DATA ENTRIES:
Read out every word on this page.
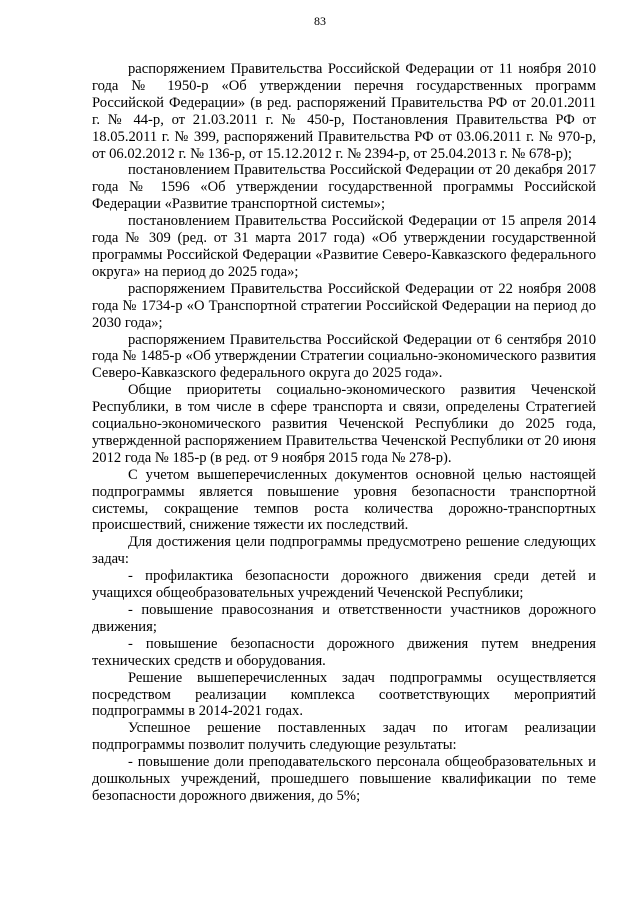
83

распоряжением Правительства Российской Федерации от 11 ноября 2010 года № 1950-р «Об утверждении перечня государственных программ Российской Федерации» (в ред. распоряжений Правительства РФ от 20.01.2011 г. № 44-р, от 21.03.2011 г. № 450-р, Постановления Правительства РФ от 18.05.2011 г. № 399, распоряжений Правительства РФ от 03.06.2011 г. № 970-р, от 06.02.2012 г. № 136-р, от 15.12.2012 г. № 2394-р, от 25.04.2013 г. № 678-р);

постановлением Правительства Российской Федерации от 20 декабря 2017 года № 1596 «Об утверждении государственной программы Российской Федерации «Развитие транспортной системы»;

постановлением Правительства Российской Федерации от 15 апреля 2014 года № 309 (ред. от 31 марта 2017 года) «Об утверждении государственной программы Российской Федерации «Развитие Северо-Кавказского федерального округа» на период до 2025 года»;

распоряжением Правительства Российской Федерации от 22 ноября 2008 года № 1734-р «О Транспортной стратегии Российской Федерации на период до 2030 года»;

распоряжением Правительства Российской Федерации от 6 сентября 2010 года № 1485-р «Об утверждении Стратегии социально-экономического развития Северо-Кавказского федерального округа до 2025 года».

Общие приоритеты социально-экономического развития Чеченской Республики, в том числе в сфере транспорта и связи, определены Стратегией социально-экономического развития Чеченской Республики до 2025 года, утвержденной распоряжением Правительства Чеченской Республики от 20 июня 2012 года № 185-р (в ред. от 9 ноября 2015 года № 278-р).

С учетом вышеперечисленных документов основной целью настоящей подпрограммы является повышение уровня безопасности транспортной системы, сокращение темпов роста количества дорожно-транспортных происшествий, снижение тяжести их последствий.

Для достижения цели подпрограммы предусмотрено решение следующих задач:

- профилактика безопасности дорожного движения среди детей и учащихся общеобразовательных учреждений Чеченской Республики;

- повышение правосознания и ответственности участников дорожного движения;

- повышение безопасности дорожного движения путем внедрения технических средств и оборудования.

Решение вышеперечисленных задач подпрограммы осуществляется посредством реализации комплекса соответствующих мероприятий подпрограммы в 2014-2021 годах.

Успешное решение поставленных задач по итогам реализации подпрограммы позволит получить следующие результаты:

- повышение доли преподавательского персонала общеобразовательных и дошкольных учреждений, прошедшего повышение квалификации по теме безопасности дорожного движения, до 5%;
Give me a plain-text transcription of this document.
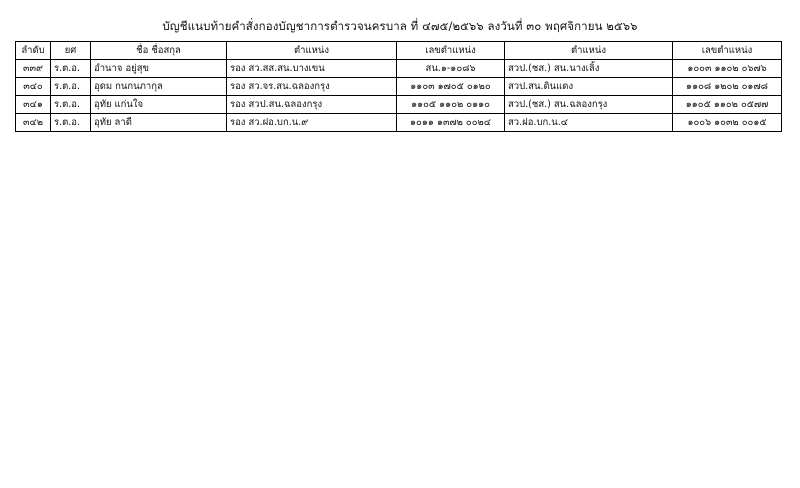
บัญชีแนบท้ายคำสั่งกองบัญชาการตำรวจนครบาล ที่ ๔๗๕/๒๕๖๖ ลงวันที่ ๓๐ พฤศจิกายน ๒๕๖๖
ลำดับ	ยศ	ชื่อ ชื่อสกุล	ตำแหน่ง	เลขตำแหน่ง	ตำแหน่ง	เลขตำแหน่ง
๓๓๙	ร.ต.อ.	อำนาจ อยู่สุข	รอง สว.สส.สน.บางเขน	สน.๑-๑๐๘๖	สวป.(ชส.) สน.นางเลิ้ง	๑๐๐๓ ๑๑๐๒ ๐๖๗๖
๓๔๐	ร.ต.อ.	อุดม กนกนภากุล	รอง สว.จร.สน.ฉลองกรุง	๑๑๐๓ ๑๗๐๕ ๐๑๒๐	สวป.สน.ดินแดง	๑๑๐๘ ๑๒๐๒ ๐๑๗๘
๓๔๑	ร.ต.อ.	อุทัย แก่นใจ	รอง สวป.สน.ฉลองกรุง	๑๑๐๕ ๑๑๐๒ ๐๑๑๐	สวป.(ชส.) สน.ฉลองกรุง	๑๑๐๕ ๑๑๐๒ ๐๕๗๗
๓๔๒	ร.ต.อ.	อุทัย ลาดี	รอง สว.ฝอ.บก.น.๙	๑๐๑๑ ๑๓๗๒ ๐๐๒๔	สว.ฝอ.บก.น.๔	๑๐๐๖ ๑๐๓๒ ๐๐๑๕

WHAT IS BEING ASKED: Make an exact copy of the data above, pictures excluded.

RESULT FOR THIS EXERCISE:
Read out every word on this page.
83

распоряжением Правительства Российской Федерации от 11 ноября 2010 года № 1950-р «Об утверждении перечня государственных программ Российской Федерации» (в ред. распоряжений Правительства РФ от 20.01.2011 г. № 44-р, от 21.03.2011 г. № 450-р, Постановления Правительства РФ от 18.05.2011 г. № 399, распоряжений Правительства РФ от 03.06.2011 г. № 970-р, от 06.02.2012 г. № 136-р, от 15.12.2012 г. № 2394-р, от 25.04.2013 г. № 678-р);

постановлением Правительства Российской Федерации от 20 декабря 2017 года № 1596 «Об утверждении государственной программы Российской Федерации «Развитие транспортной системы»;

постановлением Правительства Российской Федерации от 15 апреля 2014 года № 309 (ред. от 31 марта 2017 года) «Об утверждении государственной программы Российской Федерации «Развитие Северо-Кавказского федерального округа» на период до 2025 года»;

распоряжением Правительства Российской Федерации от 22 ноября 2008 года № 1734-р «О Транспортной стратегии Российской Федерации на период до 2030 года»;

распоряжением Правительства Российской Федерации от 6 сентября 2010 года № 1485-р «Об утверждении Стратегии социально-экономического развития Северо-Кавказского федерального округа до 2025 года».

Общие приоритеты социально-экономического развития Чеченской Республики, в том числе в сфере транспорта и связи, определены Стратегией социально-экономического развития Чеченской Республики до 2025 года, утвержденной распоряжением Правительства Чеченской Республики от 20 июня 2012 года № 185-р (в ред. от 9 ноября 2015 года № 278-р).

С учетом вышеперечисленных документов основной целью настоящей подпрограммы является повышение уровня безопасности транспортной системы, сокращение темпов роста количества дорожно-транспортных происшествий, снижение тяжести их последствий.

Для достижения цели подпрограммы предусмотрено решение следующих задач:

- профилактика безопасности дорожного движения среди детей и учащихся общеобразовательных учреждений Чеченской Республики;

- повышение правосознания и ответственности участников дорожного движения;

- повышение безопасности дорожного движения путем внедрения технических средств и оборудования.

Решение вышеперечисленных задач подпрограммы осуществляется посредством реализации комплекса соответствующих мероприятий подпрограммы в 2014-2021 годах.

Успешное решение поставленных задач по итогам реализации подпрограммы позволит получить следующие результаты:

- повышение доли преподавательского персонала общеобразовательных и дошкольных учреждений, прошедшего повышение квалификации по теме безопасности дорожного движения, до 5%;
Give me a plain-text transcription of this document.
บัญชีแนบท้ายคำสั่งกองบัญชาการตำรวจนครบาล ที่ ๔๗๕/๒๕๖๖ ลงวันที่ ๓๐ พฤศจิกายน ๒๕๖๖
ลำดับ	ยศ	ชื่อ ชื่อสกุล	ตำแหน่ง	เลขตำแหน่ง	ตำแหน่ง	เลขตำแหน่ง
๓๓๙	ร.ต.อ.	อำนาจ อยู่สุข	รอง สว.สส.สน.บางเขน	สน.๑-๑๐๘๖	สวป.(ชส.) สน.นางเลิ้ง	๑๐๐๓ ๑๑๐๒ ๐๖๗๖
๓๔๐	ร.ต.อ.	อุดม กนกนภากุล	รอง สว.จร.สน.ฉลองกรุง	๑๑๐๓ ๑๗๐๕ ๐๑๒๐	สวป.สน.ดินแดง	๑๑๐๘ ๑๒๐๒ ๐๑๗๘
๓๔๑	ร.ต.อ.	อุทัย แก่นใจ	รอง สวป.สน.ฉลองกรุง	๑๑๐๕ ๑๑๐๒ ๐๑๑๐	สวป.(ชส.) สน.ฉลองกรุง	๑๑๐๕ ๑๑๐๒ ๐๕๗๗
๓๔๒	ร.ต.อ.	อุทัย ลาดี	รอง สว.ฝอ.บก.น.๙	๑๐๑๑ ๑๓๗๒ ๐๐๒๔	สว.ฝอ.บก.น.๔	๑๐๐๖ ๑๐๓๒ ๐๐๑๕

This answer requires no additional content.